Saved entries:
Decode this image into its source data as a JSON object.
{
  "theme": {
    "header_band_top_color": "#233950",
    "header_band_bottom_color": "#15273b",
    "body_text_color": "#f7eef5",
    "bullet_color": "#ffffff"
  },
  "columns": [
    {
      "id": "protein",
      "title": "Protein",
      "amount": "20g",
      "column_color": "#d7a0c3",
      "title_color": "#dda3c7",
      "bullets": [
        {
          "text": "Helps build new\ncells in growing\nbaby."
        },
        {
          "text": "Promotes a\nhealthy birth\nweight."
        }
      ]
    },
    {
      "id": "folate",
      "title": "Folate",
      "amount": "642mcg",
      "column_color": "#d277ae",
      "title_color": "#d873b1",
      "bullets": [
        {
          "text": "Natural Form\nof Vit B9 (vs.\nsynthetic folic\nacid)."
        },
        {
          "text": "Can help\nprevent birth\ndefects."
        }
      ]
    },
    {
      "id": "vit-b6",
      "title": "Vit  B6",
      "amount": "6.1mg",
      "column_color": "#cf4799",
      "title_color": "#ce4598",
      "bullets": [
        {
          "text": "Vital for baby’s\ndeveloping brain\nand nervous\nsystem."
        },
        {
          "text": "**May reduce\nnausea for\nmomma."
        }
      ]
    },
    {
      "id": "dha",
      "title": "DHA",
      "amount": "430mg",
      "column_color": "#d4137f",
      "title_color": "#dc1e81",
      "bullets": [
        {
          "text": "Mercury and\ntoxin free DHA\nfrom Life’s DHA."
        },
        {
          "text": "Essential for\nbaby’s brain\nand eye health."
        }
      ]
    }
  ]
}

• **WORK TO BE COMPLETED**: Whenever a line in the entries holds the word "brain", copy that line.

• **RESULT OF THE EXERCISE**:
          "text": "Vital for baby’s\ndeveloping brain\nand nervous\nsystem."
          "text": "Essential for\nbaby’s brain\nand eye health."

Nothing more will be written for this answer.